**Task brief:**
Extract each line of the records below that contains the word "text".

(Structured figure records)
• • •
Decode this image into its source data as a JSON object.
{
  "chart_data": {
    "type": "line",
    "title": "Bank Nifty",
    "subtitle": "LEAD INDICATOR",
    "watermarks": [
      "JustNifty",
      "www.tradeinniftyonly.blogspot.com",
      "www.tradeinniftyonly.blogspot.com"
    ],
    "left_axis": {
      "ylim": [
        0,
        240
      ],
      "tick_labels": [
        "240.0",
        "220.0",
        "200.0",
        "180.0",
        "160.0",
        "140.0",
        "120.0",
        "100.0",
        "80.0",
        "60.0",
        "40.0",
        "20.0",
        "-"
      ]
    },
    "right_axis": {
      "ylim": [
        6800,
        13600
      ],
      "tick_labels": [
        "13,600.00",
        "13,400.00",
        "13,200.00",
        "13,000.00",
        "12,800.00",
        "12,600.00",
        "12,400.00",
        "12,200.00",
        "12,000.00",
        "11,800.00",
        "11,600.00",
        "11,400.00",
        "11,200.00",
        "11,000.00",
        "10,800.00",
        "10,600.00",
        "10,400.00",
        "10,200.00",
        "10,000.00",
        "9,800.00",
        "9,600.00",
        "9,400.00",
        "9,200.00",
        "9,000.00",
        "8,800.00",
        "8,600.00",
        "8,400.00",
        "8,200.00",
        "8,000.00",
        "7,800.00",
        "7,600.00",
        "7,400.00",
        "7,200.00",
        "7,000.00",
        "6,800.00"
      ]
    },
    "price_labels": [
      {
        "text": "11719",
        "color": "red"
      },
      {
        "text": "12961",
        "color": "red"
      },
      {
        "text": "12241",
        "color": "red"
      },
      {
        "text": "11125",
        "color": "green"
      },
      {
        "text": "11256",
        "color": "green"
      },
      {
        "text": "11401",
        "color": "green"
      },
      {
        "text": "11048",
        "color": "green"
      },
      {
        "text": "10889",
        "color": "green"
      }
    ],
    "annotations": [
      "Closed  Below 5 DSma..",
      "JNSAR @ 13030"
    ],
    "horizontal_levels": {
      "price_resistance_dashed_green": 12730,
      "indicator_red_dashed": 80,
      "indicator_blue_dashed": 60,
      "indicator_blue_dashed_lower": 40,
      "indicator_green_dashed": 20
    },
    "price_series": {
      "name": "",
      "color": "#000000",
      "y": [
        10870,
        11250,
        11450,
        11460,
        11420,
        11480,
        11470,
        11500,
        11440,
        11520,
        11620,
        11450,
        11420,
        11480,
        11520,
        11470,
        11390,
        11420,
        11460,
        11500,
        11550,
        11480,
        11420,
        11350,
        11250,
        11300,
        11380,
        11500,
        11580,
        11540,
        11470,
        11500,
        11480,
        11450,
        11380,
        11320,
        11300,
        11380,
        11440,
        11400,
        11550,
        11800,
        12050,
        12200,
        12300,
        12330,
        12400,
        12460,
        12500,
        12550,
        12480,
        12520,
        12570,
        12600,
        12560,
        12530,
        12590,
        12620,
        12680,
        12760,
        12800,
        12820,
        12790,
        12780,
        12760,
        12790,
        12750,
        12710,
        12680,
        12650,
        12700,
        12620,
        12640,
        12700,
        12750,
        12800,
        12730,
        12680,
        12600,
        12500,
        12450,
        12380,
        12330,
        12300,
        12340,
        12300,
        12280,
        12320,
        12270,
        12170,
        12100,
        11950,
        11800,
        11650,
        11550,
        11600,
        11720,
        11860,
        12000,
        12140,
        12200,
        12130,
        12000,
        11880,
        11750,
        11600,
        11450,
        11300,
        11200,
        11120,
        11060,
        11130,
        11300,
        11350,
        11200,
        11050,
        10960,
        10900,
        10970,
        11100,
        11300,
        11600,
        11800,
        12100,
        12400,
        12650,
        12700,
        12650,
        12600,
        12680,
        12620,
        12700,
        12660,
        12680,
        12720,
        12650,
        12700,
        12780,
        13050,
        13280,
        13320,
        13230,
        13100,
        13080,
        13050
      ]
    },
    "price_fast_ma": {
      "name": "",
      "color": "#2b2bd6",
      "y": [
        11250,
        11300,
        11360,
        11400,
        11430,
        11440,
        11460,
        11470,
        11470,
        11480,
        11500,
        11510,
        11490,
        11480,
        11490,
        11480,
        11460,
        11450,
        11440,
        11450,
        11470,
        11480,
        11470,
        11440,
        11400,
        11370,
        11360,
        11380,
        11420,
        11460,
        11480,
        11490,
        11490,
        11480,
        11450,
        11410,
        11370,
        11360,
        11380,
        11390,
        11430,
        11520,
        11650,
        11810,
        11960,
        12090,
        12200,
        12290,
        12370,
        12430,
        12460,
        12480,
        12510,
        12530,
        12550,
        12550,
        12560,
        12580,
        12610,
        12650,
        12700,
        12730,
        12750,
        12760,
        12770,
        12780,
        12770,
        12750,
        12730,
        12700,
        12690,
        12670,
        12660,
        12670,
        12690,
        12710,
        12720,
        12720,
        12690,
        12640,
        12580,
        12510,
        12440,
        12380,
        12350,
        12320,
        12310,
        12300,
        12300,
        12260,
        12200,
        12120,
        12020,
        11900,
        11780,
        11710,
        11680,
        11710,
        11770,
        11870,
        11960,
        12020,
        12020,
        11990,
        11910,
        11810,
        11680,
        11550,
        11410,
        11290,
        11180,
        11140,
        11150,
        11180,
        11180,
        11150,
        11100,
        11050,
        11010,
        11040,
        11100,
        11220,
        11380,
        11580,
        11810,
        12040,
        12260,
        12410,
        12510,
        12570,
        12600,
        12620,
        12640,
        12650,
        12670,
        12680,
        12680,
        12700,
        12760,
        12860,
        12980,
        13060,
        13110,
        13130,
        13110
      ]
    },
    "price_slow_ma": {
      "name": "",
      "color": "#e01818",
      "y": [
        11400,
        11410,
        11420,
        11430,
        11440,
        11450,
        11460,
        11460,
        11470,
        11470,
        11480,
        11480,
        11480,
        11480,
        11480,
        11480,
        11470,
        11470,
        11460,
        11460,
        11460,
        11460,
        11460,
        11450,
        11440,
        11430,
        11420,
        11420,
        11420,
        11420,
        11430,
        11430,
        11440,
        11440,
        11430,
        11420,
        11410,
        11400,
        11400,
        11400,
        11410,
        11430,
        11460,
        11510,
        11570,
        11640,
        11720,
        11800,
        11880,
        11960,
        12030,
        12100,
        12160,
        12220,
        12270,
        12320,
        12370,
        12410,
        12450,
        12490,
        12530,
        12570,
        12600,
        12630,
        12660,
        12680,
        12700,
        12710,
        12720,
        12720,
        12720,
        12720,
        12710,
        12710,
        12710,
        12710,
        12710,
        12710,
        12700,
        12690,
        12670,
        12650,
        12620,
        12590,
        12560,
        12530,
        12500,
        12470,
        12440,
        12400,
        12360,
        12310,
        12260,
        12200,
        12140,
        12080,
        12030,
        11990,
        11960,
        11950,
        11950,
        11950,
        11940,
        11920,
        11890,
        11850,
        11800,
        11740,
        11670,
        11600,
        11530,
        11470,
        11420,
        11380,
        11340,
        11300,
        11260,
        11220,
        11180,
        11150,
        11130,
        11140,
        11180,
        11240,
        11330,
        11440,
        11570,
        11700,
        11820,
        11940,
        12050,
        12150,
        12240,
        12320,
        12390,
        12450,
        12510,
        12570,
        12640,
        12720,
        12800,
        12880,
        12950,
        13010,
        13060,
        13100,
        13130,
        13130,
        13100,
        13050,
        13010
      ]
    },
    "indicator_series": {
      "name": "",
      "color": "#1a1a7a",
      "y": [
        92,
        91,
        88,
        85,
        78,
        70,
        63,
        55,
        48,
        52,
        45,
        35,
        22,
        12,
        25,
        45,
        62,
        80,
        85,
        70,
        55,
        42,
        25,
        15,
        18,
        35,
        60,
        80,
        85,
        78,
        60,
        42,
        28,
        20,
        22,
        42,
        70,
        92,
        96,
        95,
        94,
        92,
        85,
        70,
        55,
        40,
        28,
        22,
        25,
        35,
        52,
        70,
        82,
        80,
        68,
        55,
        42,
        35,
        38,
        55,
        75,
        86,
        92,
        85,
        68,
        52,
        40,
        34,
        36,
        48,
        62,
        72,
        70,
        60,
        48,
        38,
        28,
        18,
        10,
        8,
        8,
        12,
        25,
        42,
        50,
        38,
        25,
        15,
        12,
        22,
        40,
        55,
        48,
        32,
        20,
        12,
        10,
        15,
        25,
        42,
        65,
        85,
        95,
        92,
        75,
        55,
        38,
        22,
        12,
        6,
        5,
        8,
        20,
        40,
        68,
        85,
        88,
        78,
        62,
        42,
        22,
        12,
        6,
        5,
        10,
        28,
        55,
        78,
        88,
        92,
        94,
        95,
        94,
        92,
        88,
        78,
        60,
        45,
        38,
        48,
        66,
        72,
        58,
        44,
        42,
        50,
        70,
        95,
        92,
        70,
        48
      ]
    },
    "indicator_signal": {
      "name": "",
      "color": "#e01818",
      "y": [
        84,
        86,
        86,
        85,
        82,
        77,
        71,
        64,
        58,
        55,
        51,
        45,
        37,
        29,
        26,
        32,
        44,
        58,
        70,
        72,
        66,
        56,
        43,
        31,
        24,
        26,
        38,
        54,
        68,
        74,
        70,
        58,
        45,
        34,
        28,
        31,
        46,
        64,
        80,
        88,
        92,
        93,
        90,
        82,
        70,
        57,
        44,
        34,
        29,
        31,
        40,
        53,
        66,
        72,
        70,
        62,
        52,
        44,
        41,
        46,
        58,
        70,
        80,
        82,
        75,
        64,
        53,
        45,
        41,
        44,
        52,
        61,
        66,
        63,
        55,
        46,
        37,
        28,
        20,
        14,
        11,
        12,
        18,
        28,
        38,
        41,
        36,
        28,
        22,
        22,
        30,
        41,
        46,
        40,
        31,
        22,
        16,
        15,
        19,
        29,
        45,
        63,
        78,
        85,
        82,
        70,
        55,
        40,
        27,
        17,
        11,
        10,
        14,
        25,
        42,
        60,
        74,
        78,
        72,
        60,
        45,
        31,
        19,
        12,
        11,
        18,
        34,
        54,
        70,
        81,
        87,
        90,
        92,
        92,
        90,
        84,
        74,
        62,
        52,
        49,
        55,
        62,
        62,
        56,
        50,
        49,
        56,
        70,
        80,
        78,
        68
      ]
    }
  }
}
• • •
**Worked solution:**
        "text": "11719",
        "text": "12961",
        "text": "12241",
        "text": "11125",
        "text": "11256",
        "text": "11401",
        "text": "11048",
        "text": "10889",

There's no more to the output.